** The task **
Exactly reproduce the entries, dropping any pictures from your copy.

** The data **

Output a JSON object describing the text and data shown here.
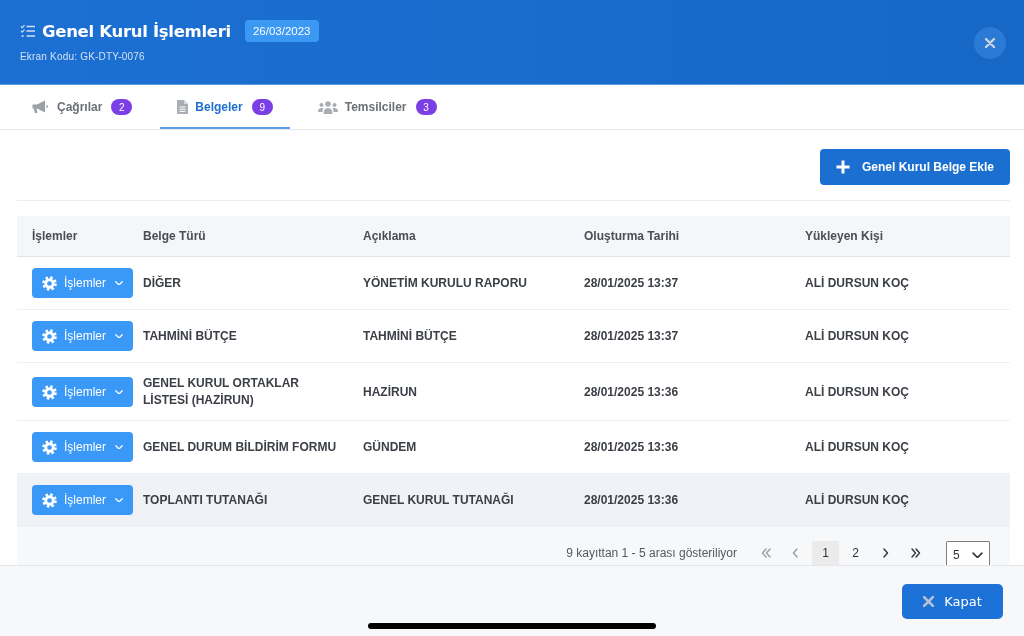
{
  "header": {
    "title": "Genel Kurul İşlemleri",
    "date_badge": "26/03/2023",
    "screen_code": "Ekran Kodu: GK-DTY-0076"
  },
  "tabs": [
    {
      "label": "Çağrılar",
      "count": "2",
      "selected": false
    },
    {
      "label": "Belgeler",
      "count": "9",
      "selected": true
    },
    {
      "label": "Temsilciler",
      "count": "3",
      "selected": false
    }
  ],
  "toolbar": {
    "add_button": "Genel Kurul Belge Ekle"
  },
  "table": {
    "columns": [
      "İşlemler",
      "Belge Türü",
      "Açıklama",
      "Oluşturma Tarihi",
      "Yükleyen Kişi"
    ],
    "rows": [
      {
        "actions": "İşlemler",
        "document_type": "DİĞER",
        "description": "YÖNETİM KURULU RAPORU",
        "created_at": "28/01/2025 13:37",
        "uploaded_by": "ALİ DURSUN KOÇ",
        "highlighted": false
      },
      {
        "actions": "İşlemler",
        "document_type": "TAHMİNİ BÜTÇE",
        "description": "TAHMİNİ BÜTÇE",
        "created_at": "28/01/2025 13:37",
        "uploaded_by": "ALİ DURSUN KOÇ",
        "highlighted": false
      },
      {
        "actions": "İşlemler",
        "document_type": "GENEL KURUL ORTAKLAR LİSTESİ (HAZİRUN)",
        "description": "HAZİRUN",
        "created_at": "28/01/2025 13:36",
        "uploaded_by": "ALİ DURSUN KOÇ",
        "highlighted": false
      },
      {
        "actions": "İşlemler",
        "document_type": "GENEL DURUM BİLDİRİM FORMU",
        "description": "GÜNDEM",
        "created_at": "28/01/2025 13:36",
        "uploaded_by": "ALİ DURSUN KOÇ",
        "highlighted": false
      },
      {
        "actions": "İşlemler",
        "document_type": "TOPLANTI TUTANAĞI",
        "description": "GENEL KURUL TUTANAĞI",
        "created_at": "28/01/2025 13:36",
        "uploaded_by": "ALİ DURSUN KOÇ",
        "highlighted": true
      }
    ]
  },
  "pagination": {
    "summary": "9 kayıttan 1 - 5 arası gösteriliyor",
    "first": {
      "disabled": true
    },
    "previous": {
      "disabled": true
    },
    "pages": [
      {
        "label": "1",
        "selected": true
      },
      {
        "label": "2",
        "selected": false
      }
    ],
    "next": {
      "disabled": false
    },
    "last": {
      "disabled": false
    },
    "page_size": "5"
  },
  "footer": {
    "close_button": "Kapat"
  }
}
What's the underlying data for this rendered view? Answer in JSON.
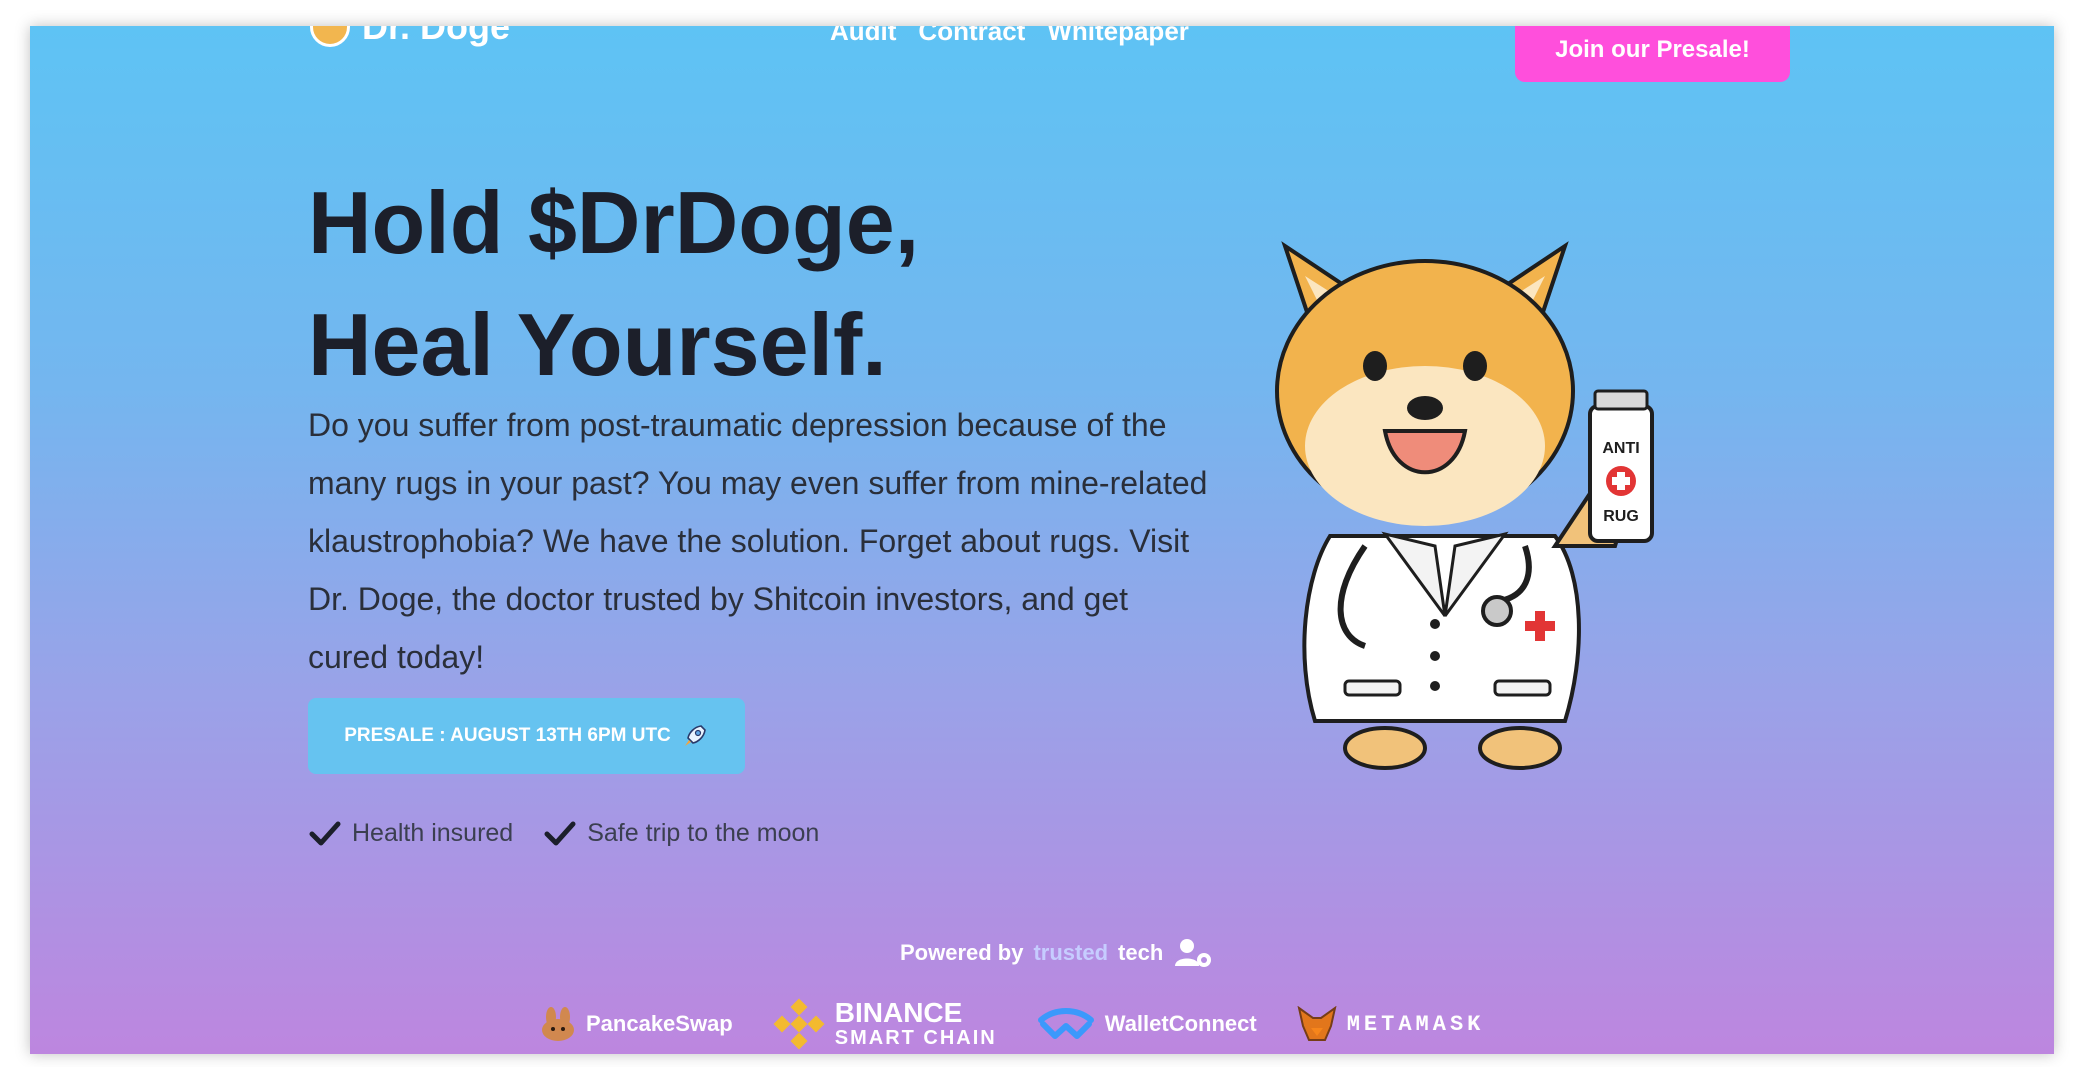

** Task result **
Output a JSON object describing the text and data shown here.
{
  "header": {
    "title": "Genel Kurul İşlemleri",
    "date_badge": "26/03/2023",
    "screen_code": "Ekran Kodu: GK-DTY-0076"
  },
  "tabs": [
    {
      "label": "Çağrılar",
      "count": "2",
      "selected": false
    },
    {
      "label": "Belgeler",
      "count": "9",
      "selected": true
    },
    {
      "label": "Temsilciler",
      "count": "3",
      "selected": false
    }
  ],
  "toolbar": {
    "add_button": "Genel Kurul Belge Ekle"
  },
  "table": {
    "columns": [
      "İşlemler",
      "Belge Türü",
      "Açıklama",
      "Oluşturma Tarihi",
      "Yükleyen Kişi"
    ],
    "rows": [
      {
        "actions": "İşlemler",
        "document_type": "DİĞER",
        "description": "YÖNETİM KURULU RAPORU",
        "created_at": "28/01/2025 13:37",
        "uploaded_by": "ALİ DURSUN KOÇ",
        "highlighted": false
      },
      {
        "actions": "İşlemler",
        "document_type": "TAHMİNİ BÜTÇE",
        "description": "TAHMİNİ BÜTÇE",
        "created_at": "28/01/2025 13:37",
        "uploaded_by": "ALİ DURSUN KOÇ",
        "highlighted": false
      },
      {
        "actions": "İşlemler",
        "document_type": "GENEL KURUL ORTAKLAR LİSTESİ (HAZİRUN)",
        "description": "HAZİRUN",
        "created_at": "28/01/2025 13:36",
        "uploaded_by": "ALİ DURSUN KOÇ",
        "highlighted": false
      },
      {
        "actions": "İşlemler",
        "document_type": "GENEL DURUM BİLDİRİM FORMU",
        "description": "GÜNDEM",
        "created_at": "28/01/2025 13:36",
        "uploaded_by": "ALİ DURSUN KOÇ",
        "highlighted": false
      },
      {
        "actions": "İşlemler",
        "document_type": "TOPLANTI TUTANAĞI",
        "description": "GENEL KURUL TUTANAĞI",
        "created_at": "28/01/2025 13:36",
        "uploaded_by": "ALİ DURSUN KOÇ",
        "highlighted": true
      }
    ]
  },
  "pagination": {
    "summary": "9 kayıttan 1 - 5 arası gösteriliyor",
    "first": {
      "disabled": true
    },
    "previous": {
      "disabled": true
    },
    "pages": [
      {
        "label": "1",
        "selected": true
      },
      {
        "label": "2",
        "selected": false
      }
    ],
    "next": {
      "disabled": false
    },
    "last": {
      "disabled": false
    },
    "page_size": "5"
  },
  "footer": {
    "close_button": "Kapat"
  }
}
What's the underlying data for this rendered view? Answer in JSON.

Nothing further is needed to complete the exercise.